## Given request
Count the lines below that contain the string "Lyrics", treating uppercase and lowercase as different, and reply with the number alone.

## Listed entries
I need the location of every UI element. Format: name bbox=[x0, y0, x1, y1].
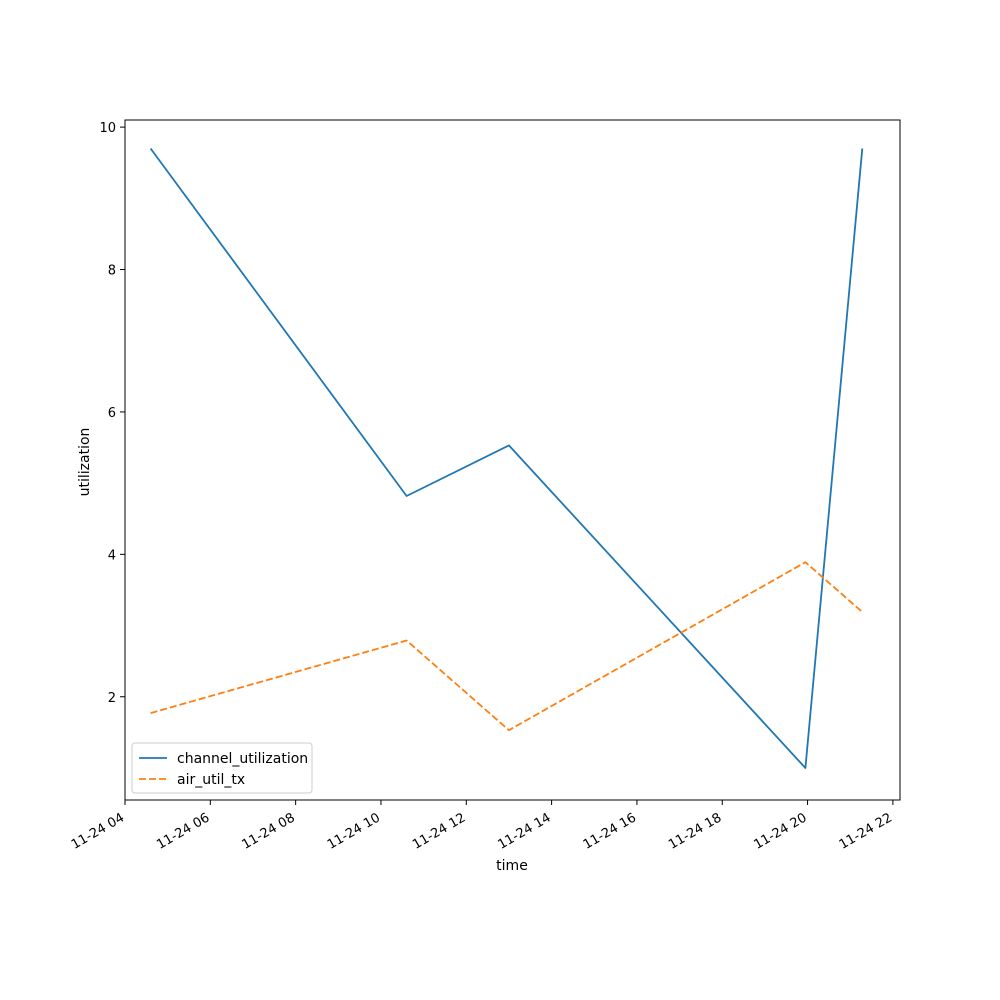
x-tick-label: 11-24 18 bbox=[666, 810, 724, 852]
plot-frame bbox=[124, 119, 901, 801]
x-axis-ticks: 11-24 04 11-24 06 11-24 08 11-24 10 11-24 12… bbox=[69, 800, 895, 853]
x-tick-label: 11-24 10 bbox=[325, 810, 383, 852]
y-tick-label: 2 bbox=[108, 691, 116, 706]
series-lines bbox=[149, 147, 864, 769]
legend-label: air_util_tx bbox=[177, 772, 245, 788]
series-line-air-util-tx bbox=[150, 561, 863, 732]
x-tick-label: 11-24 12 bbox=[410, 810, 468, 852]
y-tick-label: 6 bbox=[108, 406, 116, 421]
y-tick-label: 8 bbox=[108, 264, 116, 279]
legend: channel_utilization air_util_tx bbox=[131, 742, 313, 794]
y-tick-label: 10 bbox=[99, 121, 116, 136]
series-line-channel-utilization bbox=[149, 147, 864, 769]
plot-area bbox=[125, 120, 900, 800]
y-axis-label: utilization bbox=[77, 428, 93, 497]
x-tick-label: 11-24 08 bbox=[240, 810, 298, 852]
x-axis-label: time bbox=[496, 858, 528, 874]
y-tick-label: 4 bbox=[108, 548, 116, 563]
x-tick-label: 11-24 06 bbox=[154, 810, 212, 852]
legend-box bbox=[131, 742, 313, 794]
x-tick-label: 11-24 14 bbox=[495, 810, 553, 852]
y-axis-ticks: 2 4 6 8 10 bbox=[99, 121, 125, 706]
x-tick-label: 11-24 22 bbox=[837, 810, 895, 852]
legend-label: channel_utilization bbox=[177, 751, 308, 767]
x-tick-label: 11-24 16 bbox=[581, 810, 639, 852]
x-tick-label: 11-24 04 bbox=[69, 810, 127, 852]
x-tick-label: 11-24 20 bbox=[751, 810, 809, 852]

---

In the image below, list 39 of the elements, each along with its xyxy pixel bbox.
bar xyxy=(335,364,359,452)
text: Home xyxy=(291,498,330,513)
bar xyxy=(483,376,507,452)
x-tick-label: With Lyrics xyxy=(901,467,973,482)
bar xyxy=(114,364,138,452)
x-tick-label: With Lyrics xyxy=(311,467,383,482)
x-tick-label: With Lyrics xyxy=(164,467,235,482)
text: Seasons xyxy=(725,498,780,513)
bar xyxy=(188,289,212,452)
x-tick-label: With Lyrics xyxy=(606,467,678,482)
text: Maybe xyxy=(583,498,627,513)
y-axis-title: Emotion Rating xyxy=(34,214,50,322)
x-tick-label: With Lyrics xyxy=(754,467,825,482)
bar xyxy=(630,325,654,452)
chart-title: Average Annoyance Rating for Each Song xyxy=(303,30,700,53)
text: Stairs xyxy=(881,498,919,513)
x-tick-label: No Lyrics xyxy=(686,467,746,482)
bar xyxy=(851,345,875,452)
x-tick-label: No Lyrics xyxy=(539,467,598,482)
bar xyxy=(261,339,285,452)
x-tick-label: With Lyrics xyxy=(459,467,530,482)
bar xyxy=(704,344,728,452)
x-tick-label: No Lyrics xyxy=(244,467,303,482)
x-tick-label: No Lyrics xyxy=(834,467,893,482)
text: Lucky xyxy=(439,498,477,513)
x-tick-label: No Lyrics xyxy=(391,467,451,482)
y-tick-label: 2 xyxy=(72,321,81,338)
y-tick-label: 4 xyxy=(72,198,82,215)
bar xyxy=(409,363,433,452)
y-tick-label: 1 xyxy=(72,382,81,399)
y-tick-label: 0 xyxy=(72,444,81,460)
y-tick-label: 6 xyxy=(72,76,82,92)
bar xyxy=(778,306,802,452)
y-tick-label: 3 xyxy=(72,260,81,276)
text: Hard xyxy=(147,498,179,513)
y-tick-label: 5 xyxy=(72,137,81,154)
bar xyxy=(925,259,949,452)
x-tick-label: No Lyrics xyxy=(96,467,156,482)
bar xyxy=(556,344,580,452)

==

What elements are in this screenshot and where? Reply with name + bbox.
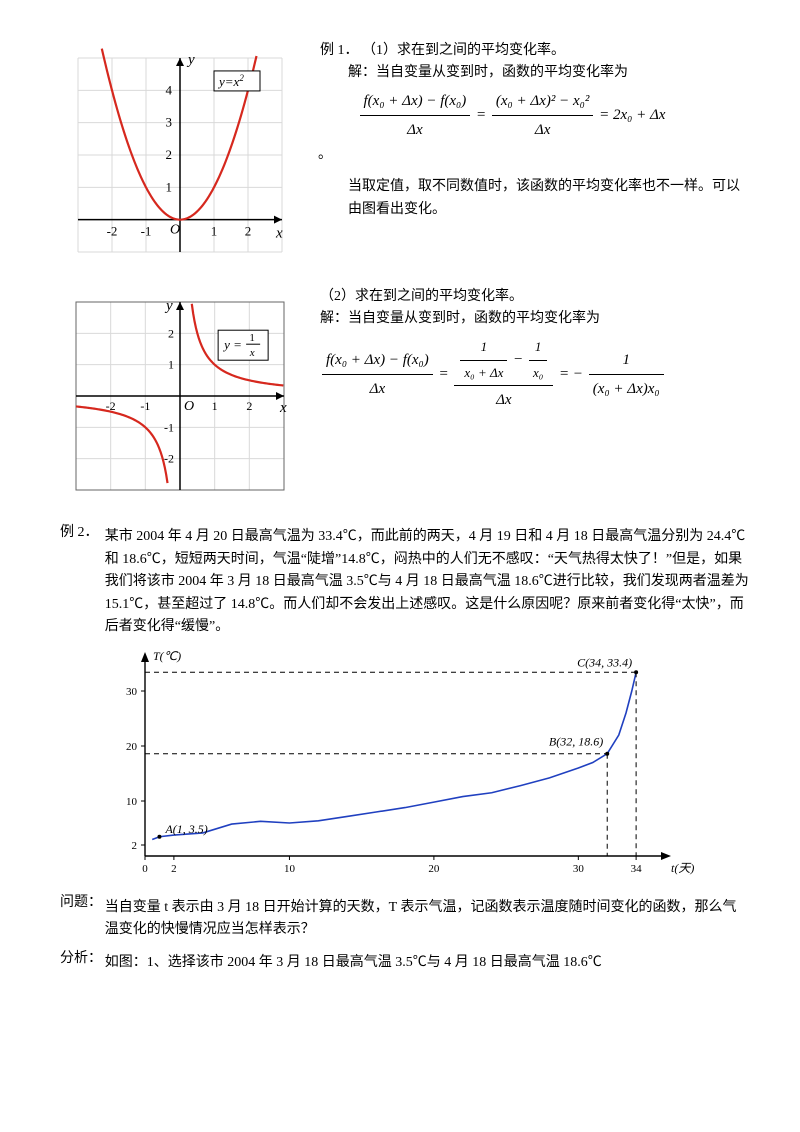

## Result of this task
12